= Written instruction =
Using the records below, please work out how many lines contain "content"; answer with the number alone.

= Data shown =
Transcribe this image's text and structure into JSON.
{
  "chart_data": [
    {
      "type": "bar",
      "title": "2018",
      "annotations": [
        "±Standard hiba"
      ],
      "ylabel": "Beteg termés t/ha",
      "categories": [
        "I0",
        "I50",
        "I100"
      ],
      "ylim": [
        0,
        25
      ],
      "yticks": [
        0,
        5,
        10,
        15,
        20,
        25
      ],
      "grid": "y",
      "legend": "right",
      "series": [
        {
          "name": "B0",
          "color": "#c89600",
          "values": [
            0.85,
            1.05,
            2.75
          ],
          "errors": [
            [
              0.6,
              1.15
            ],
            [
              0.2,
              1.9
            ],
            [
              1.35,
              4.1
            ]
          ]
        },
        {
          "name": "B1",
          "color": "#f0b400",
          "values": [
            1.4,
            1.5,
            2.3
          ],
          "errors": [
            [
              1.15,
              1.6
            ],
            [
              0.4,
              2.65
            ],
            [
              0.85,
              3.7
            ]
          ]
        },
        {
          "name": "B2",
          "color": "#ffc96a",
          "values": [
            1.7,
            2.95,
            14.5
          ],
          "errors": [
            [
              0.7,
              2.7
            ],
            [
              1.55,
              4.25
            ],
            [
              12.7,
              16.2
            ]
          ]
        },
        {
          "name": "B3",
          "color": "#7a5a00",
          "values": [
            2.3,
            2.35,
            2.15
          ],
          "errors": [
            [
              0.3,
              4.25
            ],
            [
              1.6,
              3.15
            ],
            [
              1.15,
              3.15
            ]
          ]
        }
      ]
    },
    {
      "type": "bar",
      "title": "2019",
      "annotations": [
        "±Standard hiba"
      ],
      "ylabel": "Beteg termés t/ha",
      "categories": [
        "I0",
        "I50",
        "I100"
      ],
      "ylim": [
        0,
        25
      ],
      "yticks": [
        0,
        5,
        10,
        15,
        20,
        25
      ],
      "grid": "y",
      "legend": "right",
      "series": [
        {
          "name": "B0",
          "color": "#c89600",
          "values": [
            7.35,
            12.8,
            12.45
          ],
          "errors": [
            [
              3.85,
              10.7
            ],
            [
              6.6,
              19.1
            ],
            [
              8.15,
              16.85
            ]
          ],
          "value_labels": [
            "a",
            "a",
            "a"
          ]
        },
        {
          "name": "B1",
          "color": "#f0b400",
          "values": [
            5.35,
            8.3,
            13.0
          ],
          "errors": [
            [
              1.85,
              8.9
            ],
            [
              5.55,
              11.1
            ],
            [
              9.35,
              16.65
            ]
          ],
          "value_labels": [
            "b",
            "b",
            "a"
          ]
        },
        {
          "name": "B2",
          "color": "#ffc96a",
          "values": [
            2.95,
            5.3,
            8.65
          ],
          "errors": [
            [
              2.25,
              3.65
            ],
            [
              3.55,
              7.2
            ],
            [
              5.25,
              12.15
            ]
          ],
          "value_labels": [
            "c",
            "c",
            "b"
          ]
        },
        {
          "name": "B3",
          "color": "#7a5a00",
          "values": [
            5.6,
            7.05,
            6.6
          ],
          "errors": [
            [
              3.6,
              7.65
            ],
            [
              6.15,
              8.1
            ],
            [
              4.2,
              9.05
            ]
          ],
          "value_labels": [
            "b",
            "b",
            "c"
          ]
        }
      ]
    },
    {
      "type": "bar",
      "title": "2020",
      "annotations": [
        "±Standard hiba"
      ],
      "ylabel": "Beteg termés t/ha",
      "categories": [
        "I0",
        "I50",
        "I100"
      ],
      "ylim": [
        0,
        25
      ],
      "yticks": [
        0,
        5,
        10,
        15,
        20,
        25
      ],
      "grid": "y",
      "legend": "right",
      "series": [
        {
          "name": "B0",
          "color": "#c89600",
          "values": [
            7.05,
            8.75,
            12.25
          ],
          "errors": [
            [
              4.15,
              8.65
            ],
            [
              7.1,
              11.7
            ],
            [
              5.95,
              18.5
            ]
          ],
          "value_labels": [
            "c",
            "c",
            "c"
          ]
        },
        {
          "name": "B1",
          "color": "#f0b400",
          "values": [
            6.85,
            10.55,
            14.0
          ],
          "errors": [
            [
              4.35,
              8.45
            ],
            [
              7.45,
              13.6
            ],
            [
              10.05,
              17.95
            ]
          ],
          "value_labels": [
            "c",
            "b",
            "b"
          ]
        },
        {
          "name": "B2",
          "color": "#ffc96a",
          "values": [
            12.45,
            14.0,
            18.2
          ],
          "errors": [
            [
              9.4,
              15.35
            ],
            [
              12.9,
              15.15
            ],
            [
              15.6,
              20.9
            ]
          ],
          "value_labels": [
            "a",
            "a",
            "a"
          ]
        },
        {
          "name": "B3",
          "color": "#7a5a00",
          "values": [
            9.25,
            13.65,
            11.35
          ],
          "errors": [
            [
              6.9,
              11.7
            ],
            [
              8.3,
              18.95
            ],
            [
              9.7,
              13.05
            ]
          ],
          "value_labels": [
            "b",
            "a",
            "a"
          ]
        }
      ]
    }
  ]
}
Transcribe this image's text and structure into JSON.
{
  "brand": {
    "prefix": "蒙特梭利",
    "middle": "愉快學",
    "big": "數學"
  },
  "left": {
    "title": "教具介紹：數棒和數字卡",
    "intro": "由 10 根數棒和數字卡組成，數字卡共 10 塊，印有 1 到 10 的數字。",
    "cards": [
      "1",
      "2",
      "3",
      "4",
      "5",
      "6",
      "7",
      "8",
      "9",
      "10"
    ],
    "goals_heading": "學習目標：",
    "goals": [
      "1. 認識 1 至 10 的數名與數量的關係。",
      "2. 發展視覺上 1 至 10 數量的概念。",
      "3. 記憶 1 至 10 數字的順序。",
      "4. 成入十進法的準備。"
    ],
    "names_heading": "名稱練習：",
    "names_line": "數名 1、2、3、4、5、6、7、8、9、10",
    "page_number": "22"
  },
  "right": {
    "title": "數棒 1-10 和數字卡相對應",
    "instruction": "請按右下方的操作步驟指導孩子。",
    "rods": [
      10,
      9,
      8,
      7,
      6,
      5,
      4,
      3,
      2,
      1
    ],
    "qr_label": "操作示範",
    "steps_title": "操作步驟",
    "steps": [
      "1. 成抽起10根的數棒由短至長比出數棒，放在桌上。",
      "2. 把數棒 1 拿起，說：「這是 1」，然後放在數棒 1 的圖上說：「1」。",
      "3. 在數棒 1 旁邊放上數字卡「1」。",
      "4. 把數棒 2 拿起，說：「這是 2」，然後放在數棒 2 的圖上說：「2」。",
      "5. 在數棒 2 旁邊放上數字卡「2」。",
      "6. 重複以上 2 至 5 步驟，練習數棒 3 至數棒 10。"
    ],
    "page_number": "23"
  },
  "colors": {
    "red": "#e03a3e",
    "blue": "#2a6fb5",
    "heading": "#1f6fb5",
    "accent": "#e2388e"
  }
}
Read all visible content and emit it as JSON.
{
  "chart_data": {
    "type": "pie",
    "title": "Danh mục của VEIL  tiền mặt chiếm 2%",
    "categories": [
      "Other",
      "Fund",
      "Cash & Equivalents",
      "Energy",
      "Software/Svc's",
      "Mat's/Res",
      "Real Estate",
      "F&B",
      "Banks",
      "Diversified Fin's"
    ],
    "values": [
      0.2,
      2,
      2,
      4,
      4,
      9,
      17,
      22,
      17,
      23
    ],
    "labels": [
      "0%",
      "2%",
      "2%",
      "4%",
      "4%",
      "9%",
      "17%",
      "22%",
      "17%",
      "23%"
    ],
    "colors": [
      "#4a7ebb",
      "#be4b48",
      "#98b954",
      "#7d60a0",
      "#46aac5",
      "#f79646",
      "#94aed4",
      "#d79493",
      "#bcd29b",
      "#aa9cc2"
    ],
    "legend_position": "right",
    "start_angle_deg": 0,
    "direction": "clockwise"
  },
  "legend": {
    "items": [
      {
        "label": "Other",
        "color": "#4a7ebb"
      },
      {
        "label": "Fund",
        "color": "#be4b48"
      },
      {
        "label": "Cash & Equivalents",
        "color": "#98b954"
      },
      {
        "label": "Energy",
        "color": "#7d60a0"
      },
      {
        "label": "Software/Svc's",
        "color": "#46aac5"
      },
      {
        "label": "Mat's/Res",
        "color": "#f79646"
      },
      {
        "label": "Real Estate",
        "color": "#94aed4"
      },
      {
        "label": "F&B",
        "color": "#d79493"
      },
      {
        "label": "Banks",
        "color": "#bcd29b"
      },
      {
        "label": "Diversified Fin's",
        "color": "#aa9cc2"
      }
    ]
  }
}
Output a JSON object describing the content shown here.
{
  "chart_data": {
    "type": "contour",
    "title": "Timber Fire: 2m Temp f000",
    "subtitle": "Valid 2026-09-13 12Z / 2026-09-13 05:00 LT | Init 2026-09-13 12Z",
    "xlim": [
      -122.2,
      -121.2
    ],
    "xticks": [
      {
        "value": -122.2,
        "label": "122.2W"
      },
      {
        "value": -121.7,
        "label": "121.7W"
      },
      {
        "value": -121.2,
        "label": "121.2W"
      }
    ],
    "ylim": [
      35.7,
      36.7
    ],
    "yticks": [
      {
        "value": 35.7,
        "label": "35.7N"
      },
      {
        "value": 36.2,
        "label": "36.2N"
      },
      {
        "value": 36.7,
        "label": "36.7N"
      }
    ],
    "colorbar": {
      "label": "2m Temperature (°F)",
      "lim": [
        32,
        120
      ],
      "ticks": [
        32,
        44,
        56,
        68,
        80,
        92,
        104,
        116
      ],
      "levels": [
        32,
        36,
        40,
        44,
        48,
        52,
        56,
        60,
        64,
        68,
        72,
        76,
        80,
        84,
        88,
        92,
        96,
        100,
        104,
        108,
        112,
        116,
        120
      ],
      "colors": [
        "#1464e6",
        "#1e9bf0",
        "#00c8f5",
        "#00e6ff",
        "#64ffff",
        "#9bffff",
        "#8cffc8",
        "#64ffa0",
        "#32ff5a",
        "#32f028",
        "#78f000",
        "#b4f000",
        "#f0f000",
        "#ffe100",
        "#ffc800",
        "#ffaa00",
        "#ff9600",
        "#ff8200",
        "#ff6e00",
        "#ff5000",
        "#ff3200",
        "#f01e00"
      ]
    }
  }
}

= Solution for this problem =
2